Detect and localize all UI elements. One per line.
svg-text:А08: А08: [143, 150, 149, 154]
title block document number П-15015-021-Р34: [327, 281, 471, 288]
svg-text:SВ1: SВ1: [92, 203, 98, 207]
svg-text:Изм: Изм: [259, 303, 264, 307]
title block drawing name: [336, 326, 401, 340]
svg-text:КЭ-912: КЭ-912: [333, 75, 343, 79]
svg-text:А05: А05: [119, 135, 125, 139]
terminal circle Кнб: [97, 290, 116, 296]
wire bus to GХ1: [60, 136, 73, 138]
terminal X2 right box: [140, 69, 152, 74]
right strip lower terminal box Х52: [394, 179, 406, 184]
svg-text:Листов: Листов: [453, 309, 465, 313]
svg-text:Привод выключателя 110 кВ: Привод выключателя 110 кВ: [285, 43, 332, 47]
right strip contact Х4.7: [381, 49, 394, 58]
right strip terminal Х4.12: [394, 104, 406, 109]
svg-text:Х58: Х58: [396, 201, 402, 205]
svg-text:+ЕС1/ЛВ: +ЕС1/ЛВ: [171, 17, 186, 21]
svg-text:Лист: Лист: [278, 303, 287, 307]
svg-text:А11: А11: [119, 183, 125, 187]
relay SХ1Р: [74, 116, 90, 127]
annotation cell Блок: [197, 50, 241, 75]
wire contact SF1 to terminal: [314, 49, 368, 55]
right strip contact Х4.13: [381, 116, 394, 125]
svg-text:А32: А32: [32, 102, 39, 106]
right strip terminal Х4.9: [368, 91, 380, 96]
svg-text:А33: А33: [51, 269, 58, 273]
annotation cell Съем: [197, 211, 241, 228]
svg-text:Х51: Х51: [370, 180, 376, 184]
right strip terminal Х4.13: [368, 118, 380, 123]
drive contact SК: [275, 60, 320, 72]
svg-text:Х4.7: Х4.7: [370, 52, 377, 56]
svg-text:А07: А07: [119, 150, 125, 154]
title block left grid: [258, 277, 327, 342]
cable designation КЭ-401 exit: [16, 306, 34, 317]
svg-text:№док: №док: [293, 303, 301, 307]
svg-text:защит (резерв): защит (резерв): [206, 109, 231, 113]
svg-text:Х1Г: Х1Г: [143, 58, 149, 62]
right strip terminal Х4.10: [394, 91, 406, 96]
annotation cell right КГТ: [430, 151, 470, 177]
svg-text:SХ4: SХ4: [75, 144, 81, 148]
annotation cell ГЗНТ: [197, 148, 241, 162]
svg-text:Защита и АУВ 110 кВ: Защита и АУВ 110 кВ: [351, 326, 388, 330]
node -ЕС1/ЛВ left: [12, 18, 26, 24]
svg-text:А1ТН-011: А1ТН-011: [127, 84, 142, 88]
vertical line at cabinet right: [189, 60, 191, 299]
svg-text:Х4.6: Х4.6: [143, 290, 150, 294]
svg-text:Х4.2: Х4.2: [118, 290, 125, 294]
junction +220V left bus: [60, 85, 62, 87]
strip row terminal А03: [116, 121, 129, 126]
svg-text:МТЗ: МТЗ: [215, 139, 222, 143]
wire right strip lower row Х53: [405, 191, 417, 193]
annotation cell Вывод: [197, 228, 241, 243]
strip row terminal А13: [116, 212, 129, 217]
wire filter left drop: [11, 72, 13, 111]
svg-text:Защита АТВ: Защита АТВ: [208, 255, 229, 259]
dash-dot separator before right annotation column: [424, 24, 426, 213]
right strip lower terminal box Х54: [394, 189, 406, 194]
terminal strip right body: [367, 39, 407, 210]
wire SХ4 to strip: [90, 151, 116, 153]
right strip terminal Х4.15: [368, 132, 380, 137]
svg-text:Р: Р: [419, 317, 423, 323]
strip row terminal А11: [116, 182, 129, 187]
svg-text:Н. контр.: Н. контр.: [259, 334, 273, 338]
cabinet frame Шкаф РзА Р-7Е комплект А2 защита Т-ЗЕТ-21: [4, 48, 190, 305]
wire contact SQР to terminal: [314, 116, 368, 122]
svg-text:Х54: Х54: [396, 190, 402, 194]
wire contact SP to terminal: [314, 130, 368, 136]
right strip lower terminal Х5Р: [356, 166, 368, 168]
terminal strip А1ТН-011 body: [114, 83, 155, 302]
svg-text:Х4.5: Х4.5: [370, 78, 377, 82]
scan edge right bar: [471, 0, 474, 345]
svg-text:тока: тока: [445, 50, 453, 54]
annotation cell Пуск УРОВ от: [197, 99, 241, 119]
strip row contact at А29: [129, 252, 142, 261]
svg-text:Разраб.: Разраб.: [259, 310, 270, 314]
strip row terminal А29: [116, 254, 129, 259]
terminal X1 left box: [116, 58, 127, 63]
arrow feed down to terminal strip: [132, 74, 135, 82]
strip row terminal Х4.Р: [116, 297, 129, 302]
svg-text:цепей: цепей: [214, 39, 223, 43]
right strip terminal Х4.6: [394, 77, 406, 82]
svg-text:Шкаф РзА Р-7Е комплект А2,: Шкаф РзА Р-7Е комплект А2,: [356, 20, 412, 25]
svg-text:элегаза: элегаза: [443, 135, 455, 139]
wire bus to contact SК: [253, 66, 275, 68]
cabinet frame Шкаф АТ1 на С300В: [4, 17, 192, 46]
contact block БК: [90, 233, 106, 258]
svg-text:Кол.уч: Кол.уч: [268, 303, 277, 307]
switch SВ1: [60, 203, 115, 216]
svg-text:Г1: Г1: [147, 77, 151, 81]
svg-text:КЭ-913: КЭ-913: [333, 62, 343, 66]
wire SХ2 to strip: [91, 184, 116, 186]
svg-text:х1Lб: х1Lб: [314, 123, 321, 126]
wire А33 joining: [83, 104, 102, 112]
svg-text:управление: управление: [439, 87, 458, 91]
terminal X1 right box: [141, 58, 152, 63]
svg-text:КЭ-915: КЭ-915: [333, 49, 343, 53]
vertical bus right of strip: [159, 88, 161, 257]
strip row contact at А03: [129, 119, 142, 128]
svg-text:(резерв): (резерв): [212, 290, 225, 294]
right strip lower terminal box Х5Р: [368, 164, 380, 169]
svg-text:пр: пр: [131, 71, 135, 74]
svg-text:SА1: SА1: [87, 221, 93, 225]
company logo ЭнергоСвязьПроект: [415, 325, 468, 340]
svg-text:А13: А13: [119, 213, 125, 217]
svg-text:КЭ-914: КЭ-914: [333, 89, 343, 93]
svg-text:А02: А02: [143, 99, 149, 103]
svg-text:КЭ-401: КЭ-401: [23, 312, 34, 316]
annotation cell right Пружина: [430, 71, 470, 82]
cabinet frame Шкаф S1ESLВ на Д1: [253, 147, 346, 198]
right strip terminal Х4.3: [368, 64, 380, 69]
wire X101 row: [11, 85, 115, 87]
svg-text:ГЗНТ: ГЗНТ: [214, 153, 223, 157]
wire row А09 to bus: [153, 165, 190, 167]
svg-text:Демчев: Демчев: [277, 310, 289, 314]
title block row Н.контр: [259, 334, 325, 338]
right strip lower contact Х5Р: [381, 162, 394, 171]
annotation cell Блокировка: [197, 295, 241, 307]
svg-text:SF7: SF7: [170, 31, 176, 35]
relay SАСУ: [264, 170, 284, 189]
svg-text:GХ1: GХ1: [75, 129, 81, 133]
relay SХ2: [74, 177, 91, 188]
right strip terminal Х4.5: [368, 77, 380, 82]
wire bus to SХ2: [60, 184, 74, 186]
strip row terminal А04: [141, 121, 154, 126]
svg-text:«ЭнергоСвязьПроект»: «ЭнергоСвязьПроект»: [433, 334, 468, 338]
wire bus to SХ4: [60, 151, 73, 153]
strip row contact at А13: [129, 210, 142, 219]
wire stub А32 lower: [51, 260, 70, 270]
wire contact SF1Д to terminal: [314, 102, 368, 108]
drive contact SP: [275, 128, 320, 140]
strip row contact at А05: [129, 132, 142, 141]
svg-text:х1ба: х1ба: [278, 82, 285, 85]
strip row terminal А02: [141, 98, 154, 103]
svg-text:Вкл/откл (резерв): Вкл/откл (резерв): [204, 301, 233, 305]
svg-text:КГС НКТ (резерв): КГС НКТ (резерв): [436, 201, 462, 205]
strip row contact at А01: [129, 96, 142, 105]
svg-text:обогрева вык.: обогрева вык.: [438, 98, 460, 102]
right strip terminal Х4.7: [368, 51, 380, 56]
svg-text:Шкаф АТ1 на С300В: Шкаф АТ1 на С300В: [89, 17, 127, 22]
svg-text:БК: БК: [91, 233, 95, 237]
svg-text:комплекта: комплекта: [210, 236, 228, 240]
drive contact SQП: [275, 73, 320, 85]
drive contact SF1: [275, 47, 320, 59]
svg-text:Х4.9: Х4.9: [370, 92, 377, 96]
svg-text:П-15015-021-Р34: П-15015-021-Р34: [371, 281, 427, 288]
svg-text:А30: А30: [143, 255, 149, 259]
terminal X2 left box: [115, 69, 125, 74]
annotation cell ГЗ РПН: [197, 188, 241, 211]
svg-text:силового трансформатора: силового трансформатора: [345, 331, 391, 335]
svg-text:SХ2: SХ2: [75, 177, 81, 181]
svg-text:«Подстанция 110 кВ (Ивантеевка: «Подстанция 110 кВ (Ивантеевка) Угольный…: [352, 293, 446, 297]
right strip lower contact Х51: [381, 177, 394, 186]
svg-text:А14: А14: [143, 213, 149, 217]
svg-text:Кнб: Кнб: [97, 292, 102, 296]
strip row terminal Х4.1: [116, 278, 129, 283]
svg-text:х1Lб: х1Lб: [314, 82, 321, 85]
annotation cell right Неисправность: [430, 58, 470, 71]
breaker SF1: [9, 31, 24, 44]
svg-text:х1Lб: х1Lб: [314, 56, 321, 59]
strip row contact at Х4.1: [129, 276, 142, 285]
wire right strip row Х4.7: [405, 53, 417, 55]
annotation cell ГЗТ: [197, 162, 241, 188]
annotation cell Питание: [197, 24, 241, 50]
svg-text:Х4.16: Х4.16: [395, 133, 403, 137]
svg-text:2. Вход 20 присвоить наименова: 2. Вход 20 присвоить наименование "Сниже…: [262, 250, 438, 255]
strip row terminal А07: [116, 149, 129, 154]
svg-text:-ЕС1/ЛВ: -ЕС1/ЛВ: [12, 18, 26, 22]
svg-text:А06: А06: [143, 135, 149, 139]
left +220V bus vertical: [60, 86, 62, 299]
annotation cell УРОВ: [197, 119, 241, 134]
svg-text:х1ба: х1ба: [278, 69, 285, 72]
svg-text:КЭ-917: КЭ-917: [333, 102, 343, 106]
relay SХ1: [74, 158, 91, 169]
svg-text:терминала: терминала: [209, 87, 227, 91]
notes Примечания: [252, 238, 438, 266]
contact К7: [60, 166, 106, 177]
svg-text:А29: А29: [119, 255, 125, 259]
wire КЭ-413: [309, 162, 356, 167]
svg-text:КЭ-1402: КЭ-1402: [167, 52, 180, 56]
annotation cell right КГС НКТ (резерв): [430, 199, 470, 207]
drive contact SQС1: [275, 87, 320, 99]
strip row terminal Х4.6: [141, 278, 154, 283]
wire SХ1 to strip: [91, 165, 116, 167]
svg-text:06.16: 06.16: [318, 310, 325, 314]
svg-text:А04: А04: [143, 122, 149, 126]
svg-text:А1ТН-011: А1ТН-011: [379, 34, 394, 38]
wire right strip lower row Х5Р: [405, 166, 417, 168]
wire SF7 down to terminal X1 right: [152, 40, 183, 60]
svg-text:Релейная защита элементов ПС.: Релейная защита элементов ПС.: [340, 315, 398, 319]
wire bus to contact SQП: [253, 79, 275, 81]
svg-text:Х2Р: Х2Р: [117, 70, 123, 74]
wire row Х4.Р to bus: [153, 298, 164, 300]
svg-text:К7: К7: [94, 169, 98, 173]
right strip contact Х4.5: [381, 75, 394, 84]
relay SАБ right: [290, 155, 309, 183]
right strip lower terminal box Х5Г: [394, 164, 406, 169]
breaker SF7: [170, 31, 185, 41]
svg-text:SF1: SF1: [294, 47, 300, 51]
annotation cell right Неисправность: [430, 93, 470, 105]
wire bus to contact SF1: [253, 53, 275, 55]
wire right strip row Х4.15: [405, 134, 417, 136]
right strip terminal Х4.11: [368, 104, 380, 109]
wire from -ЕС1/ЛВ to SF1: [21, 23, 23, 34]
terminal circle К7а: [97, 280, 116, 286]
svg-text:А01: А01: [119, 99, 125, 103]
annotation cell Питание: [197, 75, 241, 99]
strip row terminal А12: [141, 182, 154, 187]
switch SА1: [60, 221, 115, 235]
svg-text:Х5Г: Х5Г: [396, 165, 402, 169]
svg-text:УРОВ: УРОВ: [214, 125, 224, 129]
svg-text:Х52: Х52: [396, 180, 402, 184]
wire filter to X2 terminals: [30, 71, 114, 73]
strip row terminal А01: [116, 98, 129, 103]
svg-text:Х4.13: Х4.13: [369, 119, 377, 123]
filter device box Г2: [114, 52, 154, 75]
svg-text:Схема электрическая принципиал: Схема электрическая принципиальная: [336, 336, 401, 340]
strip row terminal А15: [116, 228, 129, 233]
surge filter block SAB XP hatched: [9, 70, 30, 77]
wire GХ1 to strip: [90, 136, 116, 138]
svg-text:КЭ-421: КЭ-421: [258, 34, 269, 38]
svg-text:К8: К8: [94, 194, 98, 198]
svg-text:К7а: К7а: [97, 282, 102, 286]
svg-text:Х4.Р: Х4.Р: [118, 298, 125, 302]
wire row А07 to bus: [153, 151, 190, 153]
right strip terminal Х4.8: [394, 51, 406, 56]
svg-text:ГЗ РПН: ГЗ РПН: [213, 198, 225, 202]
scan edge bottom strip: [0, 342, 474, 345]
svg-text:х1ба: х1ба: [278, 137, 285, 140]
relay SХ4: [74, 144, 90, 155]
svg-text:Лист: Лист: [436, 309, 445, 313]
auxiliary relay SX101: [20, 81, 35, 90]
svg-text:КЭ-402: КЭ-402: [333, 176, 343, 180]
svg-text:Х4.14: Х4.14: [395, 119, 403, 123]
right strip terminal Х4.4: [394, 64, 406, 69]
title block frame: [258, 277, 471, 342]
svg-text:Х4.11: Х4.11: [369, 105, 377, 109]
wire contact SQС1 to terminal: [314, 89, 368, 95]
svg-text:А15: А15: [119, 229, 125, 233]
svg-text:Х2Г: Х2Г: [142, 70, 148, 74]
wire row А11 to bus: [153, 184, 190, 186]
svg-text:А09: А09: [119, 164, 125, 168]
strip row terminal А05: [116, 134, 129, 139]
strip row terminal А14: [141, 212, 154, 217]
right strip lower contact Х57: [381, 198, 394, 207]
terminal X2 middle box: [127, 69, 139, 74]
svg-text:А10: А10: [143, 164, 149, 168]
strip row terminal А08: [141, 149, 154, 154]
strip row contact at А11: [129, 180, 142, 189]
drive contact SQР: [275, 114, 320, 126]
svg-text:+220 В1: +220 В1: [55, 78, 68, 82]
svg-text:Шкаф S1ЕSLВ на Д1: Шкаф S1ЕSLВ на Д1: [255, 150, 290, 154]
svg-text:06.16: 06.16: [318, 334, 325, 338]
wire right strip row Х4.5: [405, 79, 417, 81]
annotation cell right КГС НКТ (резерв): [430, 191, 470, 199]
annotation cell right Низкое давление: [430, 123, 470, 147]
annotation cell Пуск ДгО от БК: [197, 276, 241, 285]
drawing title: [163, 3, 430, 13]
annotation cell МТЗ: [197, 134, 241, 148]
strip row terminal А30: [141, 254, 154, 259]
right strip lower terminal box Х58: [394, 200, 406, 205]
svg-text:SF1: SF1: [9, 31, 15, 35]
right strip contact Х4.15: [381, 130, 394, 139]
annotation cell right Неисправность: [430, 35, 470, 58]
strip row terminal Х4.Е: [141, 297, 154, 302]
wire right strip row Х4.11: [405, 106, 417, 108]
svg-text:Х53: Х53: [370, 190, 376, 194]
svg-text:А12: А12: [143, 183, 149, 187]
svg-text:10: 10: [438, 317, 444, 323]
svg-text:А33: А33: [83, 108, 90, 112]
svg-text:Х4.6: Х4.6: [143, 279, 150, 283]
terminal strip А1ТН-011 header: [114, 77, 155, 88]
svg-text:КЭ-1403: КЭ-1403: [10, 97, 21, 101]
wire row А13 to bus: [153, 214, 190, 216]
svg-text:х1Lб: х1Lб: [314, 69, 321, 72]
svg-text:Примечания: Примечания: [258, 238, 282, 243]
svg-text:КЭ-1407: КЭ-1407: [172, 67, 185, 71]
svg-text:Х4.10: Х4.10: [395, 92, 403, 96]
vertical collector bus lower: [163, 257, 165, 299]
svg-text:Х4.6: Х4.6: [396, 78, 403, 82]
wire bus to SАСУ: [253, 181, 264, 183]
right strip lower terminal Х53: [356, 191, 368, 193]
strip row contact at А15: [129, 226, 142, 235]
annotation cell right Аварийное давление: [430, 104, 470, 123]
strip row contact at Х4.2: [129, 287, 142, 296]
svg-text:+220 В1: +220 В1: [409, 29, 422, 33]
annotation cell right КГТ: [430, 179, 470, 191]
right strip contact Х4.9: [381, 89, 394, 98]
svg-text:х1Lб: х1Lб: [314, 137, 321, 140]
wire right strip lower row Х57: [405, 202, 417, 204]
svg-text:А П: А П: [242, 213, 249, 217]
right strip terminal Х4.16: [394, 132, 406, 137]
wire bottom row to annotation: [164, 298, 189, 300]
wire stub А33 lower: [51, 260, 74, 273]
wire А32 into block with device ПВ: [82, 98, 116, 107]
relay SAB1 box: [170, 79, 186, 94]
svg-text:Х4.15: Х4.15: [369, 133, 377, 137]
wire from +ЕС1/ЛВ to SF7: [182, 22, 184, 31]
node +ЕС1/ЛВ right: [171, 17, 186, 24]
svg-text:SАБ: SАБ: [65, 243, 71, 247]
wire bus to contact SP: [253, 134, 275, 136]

──────

> [DIRECTIVE]:
Update the rows from the very first one through the row that contains "junction +220V left bus: [60, 85, 62, 87]", replacing "annotation cell" with "note cell" and leaving everything else unchanged. Give back only those rows.

> [WORKED ANSWER]:
Detect and localize all UI elements. One per line.
svg-text:А08: А08: [143, 150, 149, 154]
title block document number П-15015-021-Р34: [327, 281, 471, 288]
svg-text:SВ1: SВ1: [92, 203, 98, 207]
svg-text:Изм: Изм: [259, 303, 264, 307]
title block drawing name: [336, 326, 401, 340]
svg-text:КЭ-912: КЭ-912: [333, 75, 343, 79]
svg-text:А05: А05: [119, 135, 125, 139]
terminal circle Кнб: [97, 290, 116, 296]
wire bus to GХ1: [60, 136, 73, 138]
terminal X2 right box: [140, 69, 152, 74]
right strip lower terminal box Х52: [394, 179, 406, 184]
svg-text:Листов: Листов: [453, 309, 465, 313]
svg-text:Привод выключателя 110 кВ: Привод выключателя 110 кВ: [285, 43, 332, 47]
right strip contact Х4.7: [381, 49, 394, 58]
right strip terminal Х4.12: [394, 104, 406, 109]
svg-text:Х58: Х58: [396, 201, 402, 205]
svg-text:+ЕС1/ЛВ: +ЕС1/ЛВ: [171, 17, 186, 21]
svg-text:Лист: Лист: [278, 303, 287, 307]
svg-text:А11: А11: [119, 183, 125, 187]
relay SХ1Р: [74, 116, 90, 127]
note cell Блок: [197, 50, 241, 75]
wire contact SF1 to terminal: [314, 49, 368, 55]
right strip contact Х4.13: [381, 116, 394, 125]
svg-text:А32: А32: [32, 102, 39, 106]
right strip terminal Х4.9: [368, 91, 380, 96]
svg-text:А33: А33: [51, 269, 58, 273]
note cell Съем: [197, 211, 241, 228]
svg-text:Х51: Х51: [370, 180, 376, 184]
right strip terminal Х4.13: [368, 118, 380, 123]
drive contact SК: [275, 60, 320, 72]
svg-text:Х4.7: Х4.7: [370, 52, 377, 56]
svg-text:А07: А07: [119, 150, 125, 154]
title block left grid: [258, 277, 327, 342]
cable designation КЭ-401 exit: [16, 306, 34, 317]
svg-text:№док: №док: [293, 303, 301, 307]
svg-text:защит (резерв): защит (резерв): [206, 109, 231, 113]
svg-text:Х1Г: Х1Г: [143, 58, 149, 62]
right strip terminal Х4.10: [394, 91, 406, 96]
note cell right КГТ: [430, 151, 470, 177]
svg-text:SХ4: SХ4: [75, 144, 81, 148]
note cell ГЗНТ: [197, 148, 241, 162]
svg-text:Защита и АУВ 110 кВ: Защита и АУВ 110 кВ: [351, 326, 388, 330]
node -ЕС1/ЛВ left: [12, 18, 26, 24]
svg-text:А1ТН-011: А1ТН-011: [127, 84, 142, 88]
vertical line at cabinet right: [189, 60, 191, 299]
svg-text:Х4.6: Х4.6: [143, 290, 150, 294]
svg-text:Х4.2: Х4.2: [118, 290, 125, 294]
junction +220V left bus: [60, 85, 62, 87]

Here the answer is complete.